Stored items:

┌──

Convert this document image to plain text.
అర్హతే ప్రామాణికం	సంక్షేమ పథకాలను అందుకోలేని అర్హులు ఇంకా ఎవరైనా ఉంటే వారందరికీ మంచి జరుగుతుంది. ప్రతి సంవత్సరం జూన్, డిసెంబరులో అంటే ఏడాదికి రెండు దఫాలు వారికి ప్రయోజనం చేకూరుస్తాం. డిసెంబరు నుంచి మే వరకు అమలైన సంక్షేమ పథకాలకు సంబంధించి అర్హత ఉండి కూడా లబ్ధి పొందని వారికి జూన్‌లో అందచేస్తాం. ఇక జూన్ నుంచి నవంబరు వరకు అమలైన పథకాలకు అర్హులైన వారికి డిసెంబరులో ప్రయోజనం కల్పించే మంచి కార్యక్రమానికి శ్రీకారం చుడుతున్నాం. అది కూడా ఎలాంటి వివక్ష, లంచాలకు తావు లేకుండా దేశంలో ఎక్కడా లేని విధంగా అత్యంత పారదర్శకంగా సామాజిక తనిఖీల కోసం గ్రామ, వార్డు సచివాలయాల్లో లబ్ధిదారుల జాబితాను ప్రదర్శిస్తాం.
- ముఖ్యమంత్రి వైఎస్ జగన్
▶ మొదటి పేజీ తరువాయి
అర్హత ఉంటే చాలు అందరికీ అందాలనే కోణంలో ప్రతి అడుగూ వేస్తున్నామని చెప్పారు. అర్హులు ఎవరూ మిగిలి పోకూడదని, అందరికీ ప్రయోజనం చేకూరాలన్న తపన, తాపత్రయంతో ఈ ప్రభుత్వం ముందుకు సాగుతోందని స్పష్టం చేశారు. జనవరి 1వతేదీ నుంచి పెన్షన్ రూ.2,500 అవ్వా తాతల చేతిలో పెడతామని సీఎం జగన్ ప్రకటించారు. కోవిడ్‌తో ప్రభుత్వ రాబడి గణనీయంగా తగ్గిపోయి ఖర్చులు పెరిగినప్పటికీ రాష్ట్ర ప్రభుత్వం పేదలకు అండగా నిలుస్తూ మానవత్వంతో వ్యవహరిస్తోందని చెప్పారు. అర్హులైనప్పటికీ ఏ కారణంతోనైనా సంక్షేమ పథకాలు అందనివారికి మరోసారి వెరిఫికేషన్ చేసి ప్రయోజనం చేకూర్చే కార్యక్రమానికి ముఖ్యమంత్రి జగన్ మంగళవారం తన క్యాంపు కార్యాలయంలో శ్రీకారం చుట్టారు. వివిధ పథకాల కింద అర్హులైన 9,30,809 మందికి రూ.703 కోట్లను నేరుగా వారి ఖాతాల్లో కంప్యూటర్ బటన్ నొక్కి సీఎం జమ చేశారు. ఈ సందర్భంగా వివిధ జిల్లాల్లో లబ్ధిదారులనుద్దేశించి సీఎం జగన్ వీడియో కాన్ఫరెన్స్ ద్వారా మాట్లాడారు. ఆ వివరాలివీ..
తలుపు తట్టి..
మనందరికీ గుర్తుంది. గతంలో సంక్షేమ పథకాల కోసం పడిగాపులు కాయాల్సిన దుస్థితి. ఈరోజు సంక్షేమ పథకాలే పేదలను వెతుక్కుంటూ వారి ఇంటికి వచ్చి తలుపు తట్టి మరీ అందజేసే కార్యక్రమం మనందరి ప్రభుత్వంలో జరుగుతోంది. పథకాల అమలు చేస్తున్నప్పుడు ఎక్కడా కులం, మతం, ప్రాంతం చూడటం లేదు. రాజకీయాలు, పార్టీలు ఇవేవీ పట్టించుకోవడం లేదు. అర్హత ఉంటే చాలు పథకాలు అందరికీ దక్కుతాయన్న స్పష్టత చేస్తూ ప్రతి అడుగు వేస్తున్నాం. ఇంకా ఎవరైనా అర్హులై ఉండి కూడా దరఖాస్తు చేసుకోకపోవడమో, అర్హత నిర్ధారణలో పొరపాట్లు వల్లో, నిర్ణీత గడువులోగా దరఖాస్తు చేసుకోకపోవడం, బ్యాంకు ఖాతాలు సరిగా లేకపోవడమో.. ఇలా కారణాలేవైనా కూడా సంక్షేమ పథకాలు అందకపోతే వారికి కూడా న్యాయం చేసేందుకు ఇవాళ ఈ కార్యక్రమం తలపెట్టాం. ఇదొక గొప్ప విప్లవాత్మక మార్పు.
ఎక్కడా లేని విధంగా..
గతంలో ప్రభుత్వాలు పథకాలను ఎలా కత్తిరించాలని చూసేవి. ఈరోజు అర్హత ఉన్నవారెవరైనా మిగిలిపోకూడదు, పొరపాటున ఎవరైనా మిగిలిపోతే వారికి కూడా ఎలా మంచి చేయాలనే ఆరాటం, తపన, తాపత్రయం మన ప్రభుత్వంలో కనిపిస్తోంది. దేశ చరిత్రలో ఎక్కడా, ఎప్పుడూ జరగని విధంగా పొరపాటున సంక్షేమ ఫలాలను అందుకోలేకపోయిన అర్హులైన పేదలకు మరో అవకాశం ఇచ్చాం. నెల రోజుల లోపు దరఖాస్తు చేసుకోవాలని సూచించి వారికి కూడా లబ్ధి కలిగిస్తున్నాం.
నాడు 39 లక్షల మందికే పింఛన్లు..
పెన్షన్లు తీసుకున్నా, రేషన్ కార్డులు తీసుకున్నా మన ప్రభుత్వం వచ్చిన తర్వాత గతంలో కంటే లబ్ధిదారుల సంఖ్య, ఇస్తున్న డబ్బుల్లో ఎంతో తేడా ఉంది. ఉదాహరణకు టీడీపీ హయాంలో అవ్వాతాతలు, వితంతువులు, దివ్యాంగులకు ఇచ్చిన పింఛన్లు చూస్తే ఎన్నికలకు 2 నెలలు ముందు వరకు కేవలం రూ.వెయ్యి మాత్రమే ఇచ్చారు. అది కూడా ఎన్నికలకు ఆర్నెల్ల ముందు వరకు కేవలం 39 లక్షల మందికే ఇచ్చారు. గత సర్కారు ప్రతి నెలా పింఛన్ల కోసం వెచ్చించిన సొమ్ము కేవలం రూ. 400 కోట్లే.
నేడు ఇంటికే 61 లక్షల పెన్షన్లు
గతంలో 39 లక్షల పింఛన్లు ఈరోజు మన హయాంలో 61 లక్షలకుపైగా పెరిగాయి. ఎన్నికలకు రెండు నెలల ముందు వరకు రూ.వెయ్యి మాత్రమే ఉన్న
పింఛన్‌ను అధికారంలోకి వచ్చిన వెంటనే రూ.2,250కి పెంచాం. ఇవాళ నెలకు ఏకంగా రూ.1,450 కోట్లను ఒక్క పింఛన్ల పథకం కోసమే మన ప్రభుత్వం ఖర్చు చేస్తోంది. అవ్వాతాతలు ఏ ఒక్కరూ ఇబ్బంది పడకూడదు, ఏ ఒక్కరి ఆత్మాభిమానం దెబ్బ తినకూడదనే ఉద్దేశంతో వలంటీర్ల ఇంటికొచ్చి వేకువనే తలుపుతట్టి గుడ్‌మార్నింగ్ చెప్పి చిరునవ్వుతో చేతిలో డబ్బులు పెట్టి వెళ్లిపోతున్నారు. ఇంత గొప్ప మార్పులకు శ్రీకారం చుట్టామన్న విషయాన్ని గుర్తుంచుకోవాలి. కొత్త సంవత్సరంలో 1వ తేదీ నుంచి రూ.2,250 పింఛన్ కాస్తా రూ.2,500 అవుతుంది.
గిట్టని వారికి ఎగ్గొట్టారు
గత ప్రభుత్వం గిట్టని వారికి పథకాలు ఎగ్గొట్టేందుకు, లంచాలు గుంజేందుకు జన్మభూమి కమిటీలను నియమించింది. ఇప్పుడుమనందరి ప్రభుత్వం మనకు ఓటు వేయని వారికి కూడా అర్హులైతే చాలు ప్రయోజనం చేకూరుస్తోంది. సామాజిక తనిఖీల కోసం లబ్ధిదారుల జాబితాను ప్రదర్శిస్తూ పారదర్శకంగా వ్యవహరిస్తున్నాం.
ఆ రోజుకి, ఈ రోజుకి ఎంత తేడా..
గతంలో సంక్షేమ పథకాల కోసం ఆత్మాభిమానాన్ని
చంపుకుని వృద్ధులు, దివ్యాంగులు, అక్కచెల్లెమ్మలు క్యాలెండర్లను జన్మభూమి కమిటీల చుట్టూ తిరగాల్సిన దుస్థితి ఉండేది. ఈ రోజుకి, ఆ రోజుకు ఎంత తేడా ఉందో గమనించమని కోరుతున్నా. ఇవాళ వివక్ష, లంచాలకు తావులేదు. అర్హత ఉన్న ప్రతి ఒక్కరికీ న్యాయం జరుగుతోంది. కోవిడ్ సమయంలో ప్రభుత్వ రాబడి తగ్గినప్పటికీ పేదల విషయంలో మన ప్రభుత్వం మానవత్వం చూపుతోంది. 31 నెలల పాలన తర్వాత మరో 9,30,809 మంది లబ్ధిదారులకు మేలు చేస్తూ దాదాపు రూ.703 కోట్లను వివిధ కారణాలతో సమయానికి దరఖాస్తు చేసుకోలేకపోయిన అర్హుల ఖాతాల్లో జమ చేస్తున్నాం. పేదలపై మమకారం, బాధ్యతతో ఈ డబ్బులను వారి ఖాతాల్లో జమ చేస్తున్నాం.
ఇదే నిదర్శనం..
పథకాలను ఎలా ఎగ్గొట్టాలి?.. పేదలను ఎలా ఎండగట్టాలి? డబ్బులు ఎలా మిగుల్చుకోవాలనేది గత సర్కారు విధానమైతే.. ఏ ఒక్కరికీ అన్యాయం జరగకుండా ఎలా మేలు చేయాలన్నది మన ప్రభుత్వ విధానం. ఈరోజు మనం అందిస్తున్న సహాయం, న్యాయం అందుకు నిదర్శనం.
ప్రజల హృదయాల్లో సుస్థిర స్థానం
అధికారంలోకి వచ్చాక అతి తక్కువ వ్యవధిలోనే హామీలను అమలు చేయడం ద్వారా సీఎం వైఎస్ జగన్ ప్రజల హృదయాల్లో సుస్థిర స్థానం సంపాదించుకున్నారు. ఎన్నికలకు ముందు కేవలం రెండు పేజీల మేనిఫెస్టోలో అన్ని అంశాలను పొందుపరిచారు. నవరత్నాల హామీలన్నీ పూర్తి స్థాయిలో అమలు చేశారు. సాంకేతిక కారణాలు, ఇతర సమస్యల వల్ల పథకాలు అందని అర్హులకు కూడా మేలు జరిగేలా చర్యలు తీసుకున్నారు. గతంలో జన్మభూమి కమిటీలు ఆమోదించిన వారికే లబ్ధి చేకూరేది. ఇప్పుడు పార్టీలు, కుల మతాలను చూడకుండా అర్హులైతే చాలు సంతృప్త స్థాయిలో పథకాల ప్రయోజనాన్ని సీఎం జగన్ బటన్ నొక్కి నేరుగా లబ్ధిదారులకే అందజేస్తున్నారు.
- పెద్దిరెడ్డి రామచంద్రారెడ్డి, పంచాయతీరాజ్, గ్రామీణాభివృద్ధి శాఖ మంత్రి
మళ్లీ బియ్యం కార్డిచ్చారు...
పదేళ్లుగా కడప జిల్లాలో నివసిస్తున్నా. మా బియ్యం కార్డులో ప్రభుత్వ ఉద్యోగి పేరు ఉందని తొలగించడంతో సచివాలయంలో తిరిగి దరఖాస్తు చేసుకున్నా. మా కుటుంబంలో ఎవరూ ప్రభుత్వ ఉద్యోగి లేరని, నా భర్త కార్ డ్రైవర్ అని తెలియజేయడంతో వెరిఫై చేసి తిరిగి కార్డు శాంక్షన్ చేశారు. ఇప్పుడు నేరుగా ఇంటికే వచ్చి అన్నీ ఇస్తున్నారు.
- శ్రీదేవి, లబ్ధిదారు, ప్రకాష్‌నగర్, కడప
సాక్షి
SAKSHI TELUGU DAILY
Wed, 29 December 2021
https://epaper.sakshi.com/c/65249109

└──

**What to work on**: Look through the data and gather every line with the string "యవహర" in it.

**Exercise result**:
అర్హత ఉంటే చాలు అందరికీ అందాలనే కోణంలో ప్రతి అడుగూ వేస్తున్నామని చెప్పారు. అర్హులు ఎవరూ మిగిలి పోకూడదని, అందరికీ ప్రయోజనం చేకూరాలన్న తపన, తాపత్రయంతో ఈ ప్రభుత్వం ముందుకు సాగుతోందని స్పష్టం చేశారు. జనవరి 1వతేదీ నుంచి పెన్షన్ రూ.2,500 అవ్వా తాతల చేతిలో పెడతామని సీఎం జగన్ ప్రకటించారు. కోవిడ్‌తో ప్రభుత్వ రాబడి గణనీయంగా తగ్గిపోయి ఖర్చులు పెరిగినప్పటికీ రాష్ట్ర ప్రభుత్వం పేదలకు అండగా నిలుస్తూ మానవత్వంతో వ్యవహరిస్తోందని చెప్పారు. అర్హులైనప్పటికీ ఏ కారణంతోనైనా సంక్షేమ పథకాలు అందనివారికి మరోసారి వెరిఫికేషన్ చేసి ప్రయోజనం చేకూర్చే కార్యక్రమానికి ముఖ్యమంత్రి జగన్ మంగళవారం తన క్యాంపు కార్యాలయంలో శ్రీకారం చుట్టారు. వివిధ పథకాల కింద అర్హులైన 9,30,809 మందికి రూ.703 కోట్లను నేరుగా వారి ఖాతాల్లో కంప్యూటర్ బటన్ నొక్కి సీఎం జమ చేశారు. ఈ సందర్భంగా వివిధ జిల్లాల్లో లబ్ధిదారులనుద్దేశించి సీఎం జగన్ వీడియో కాన్ఫరెన్స్ ద్వారా మాట్లాడారు. ఆ వివరాలివీ..
గత ప్రభుత్వం గిట్టని వారికి పథకాలు ఎగ్గొట్టేందుకు, లంచాలు గుంజేందుకు జన్మభూమి కమిటీలను నియమించింది. ఇప్పుడుమనందరి ప్రభుత్వం మనకు ఓటు వేయని వారికి కూడా అర్హులైతే చాలు ప్రయోజనం చేకూరుస్తోంది. సామాజిక తనిఖీల కోసం లబ్ధిదారుల జాబితాను ప్రదర్శిస్తూ పారదర్శకంగా వ్యవహరిస్తున్నాం.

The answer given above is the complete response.